* [EXERCISES TO COMPLETE]:
(1) In the passage on tailless histones and SWI-SNF remodeling, rewrite the part between "Plasmids were assembled" and "(data not shown).", inclusive, with "histones" changed to "core histones".
(2) According to the passage on tailless histones and SWI-SNF remodeling, why is SWI-SNF no longer active once apyrase has been added?
(3) From the passage on tailless histones and SWI-SNF remodeling, list everything that the tailless histones were separated from by hydroxyapatite chromatography.

* [SUPPLIED TEXT]:
Plasmids were assembled into nucleosomal arrays with either tailed histones or trypsinized histones by using a Xenopus heat-treated assembly extract (as described in Materials and Methods). This procedure (66) required free histones. To isolate trypsinized free histones, trypsinized nucleosomes were prepared from HeLa cells as described above, and then the tailless histones were separated from the DNA, trypsin, and inhibitor via hydroxyapatite chromatography (Fig. 5A). Control experiments showed that the assembled plasmids contained stoichiometric amounts of each of the respective trypsinized or tailed histones (data not shown).
|
Remodeled tailless mononucleosomes and nucleosomal arrays are stable in the absence of active remodeling. The experiments described above show that hSWI-SNF can remodel nucleosomes that do not have histone N termini. All experiments were performed under conditions in which hSWI-SNF was continually active, and thus these experiments did not directly address whether the presence or absence of histone tails affects the stability of the remodeled state. Previous work had shown that hSWI-SNF-modified tailed templates maintain a remodeled state for an extended period after removal of ATP and/or dissociation from SWI-SNF (15, 24, 40). We first tested to see if the tailless remodeled state was stable in the absence of ATP. The assays used were the same as those described above, with the exception that after remodeling, ATP was removed with apyrase and the remodeled templates were incubated for various times before assaying for remodeling. Since SWI-SNF activity requires ATP, SWI-SNF is not active after the addition of apyrase (Fig. 6A, lanes 5 and 6; Fig. 6B, lanes 3 and 4). Without continued SWI-SNF remodeling, an unstable intermediate would return to the unremodeled state and be detected as such.

* [SUPPLIED RECORDS]:
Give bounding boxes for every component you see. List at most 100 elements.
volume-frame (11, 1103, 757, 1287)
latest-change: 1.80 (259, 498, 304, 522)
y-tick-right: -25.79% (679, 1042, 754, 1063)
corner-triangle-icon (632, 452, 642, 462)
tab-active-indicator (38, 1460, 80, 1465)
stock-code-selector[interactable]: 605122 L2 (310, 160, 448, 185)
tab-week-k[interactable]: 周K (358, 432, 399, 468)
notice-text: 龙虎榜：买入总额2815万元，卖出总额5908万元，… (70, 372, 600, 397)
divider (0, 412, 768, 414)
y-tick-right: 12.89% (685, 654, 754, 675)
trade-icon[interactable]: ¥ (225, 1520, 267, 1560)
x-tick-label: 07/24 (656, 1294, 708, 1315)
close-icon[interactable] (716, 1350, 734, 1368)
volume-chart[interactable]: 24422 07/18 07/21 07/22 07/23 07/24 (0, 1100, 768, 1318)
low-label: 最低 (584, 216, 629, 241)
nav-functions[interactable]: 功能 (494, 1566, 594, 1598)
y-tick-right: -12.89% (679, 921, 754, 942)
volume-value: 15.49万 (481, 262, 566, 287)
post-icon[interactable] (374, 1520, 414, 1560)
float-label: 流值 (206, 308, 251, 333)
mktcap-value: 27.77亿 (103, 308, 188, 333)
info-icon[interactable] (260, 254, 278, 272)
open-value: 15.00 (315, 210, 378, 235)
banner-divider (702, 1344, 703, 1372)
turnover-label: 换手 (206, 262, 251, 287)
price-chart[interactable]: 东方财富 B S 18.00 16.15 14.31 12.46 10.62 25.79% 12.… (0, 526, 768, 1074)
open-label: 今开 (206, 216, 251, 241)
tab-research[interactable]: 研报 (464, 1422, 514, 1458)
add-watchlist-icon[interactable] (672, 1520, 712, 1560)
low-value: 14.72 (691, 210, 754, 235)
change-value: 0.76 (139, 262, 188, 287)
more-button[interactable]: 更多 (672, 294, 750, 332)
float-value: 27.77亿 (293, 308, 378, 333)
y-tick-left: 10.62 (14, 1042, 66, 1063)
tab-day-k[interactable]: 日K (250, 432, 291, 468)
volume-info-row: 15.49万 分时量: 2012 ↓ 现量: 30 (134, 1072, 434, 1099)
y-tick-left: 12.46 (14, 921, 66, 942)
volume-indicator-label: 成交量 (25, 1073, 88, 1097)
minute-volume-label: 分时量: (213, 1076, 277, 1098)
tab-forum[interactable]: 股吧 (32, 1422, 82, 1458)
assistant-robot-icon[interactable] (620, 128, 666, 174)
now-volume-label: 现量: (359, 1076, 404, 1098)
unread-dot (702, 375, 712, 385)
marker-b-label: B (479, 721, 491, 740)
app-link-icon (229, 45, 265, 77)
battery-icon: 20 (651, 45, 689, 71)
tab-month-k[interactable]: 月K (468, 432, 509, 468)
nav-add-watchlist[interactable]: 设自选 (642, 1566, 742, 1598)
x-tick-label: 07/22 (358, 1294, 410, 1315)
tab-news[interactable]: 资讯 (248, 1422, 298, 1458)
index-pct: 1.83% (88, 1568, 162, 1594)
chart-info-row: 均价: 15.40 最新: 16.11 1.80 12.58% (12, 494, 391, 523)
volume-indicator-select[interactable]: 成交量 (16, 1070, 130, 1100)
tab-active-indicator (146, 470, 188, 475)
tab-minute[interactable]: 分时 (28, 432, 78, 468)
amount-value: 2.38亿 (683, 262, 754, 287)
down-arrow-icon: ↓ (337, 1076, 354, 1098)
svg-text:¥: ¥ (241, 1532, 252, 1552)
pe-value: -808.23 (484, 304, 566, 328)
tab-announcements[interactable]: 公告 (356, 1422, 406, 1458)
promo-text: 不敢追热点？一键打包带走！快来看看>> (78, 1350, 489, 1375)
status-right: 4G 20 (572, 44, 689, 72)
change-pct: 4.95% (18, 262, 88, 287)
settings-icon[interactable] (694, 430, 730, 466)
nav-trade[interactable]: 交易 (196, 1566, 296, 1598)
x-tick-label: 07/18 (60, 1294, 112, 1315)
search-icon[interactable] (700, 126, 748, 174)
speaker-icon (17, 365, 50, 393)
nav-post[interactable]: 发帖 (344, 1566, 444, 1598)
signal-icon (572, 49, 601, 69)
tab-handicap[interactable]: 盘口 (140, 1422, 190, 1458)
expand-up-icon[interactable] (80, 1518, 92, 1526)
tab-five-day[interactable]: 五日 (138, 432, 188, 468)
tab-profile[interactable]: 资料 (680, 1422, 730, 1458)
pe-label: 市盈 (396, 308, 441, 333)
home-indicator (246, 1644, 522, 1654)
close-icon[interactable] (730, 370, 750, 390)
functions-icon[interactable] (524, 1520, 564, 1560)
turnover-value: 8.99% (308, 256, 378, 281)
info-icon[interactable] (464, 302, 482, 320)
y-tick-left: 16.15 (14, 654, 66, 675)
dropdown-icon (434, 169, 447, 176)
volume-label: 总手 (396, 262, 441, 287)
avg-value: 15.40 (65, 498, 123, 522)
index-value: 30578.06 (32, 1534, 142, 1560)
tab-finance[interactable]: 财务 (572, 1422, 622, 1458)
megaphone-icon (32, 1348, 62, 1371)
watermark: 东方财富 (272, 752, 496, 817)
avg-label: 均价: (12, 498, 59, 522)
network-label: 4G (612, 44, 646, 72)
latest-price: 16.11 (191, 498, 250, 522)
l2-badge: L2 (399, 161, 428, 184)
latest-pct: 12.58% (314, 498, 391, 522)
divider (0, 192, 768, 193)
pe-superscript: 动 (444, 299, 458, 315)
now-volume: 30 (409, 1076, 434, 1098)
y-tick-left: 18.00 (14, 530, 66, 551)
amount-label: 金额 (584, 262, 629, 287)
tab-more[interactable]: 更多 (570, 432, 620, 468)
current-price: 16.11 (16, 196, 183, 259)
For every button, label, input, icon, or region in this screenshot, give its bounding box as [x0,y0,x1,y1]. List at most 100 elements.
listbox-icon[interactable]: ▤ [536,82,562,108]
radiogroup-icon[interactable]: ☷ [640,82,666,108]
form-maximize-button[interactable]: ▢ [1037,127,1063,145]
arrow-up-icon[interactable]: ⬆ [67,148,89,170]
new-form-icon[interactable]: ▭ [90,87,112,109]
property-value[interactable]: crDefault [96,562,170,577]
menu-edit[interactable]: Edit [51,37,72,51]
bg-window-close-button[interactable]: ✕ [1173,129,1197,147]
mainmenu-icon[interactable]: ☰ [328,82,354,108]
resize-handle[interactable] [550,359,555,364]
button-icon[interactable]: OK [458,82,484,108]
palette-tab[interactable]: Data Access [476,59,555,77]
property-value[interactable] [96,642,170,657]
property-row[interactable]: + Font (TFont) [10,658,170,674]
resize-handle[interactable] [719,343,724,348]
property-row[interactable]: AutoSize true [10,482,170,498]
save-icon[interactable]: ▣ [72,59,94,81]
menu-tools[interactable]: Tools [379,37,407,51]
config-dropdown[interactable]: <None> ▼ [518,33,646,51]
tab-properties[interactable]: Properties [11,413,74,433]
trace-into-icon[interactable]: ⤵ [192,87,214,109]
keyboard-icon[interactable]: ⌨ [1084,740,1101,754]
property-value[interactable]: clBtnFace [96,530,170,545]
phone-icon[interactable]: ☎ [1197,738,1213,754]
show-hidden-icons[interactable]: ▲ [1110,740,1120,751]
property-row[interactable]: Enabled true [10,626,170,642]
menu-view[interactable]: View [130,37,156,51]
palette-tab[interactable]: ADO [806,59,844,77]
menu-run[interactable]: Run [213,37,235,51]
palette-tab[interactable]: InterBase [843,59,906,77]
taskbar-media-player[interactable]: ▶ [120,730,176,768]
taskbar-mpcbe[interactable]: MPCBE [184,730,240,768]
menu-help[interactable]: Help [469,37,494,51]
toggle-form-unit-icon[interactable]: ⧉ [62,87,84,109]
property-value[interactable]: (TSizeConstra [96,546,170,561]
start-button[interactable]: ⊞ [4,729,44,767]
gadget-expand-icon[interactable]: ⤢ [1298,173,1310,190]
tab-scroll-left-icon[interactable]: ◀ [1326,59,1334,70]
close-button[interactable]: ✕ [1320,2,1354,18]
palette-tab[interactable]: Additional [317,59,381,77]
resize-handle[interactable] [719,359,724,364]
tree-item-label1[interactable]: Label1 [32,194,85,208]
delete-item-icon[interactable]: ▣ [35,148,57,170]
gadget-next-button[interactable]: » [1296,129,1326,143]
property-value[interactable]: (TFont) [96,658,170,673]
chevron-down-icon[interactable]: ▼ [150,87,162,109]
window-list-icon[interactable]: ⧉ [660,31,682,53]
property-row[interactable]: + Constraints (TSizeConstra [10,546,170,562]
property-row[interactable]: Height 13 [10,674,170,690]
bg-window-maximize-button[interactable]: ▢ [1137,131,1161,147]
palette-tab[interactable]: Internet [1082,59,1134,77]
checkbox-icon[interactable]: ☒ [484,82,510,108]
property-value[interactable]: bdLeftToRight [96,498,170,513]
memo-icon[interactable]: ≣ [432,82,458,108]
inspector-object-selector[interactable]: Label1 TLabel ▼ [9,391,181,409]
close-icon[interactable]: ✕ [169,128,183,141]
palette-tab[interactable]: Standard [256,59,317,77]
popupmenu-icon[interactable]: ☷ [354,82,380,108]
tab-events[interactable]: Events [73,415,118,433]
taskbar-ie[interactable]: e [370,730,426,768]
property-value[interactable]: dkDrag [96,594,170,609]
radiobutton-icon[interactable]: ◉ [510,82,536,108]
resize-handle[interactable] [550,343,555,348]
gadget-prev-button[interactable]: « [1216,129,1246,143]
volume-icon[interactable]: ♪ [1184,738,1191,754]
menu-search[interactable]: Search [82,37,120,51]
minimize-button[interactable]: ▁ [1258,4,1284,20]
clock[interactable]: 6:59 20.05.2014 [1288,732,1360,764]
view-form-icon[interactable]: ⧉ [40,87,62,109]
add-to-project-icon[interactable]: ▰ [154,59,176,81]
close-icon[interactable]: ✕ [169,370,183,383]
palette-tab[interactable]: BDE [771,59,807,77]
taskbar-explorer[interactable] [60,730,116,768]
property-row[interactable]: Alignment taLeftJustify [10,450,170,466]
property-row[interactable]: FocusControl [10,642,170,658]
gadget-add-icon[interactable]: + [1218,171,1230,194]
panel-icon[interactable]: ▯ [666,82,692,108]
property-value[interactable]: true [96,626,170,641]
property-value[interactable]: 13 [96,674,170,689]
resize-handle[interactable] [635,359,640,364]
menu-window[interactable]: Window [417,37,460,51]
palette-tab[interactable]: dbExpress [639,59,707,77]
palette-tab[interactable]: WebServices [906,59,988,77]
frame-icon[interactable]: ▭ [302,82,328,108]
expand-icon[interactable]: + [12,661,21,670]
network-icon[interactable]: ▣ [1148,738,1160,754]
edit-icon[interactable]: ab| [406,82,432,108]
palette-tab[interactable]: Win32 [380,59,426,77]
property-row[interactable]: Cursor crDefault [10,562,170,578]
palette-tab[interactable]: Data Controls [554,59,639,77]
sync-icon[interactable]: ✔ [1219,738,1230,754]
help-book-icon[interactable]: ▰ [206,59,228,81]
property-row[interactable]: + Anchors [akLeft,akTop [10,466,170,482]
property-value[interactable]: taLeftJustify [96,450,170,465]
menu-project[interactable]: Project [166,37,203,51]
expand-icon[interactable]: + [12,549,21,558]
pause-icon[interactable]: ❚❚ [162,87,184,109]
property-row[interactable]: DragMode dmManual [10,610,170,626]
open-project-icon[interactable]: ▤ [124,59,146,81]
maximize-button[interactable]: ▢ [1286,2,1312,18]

* [PER-TASK OUTPUTS]:
(1)
Plasmids were assembled into nucleosomal arrays with either tailed core histones or trypsinized core histones by using a Xenopus heat-treated assembly extract (as described in Materials and Methods). This procedure (66) required free core histones. To isolate trypsinized free core histones, trypsinized nucleosomes were prepared from HeLa cells as described above, and then the tailless core histones were separated from the DNA, trypsin, and inhibitor via hydroxyapatite chromatography (Fig. 5A). Control experiments showed that the assembled plasmids contained stoichiometric amounts of each of the respective trypsinized or tailed core histones (data not shown).

(2) Apyrase removes ATP, and SWI-SNF activity requires ATP.

(3)
- the DNA
- trypsin
- inhibitor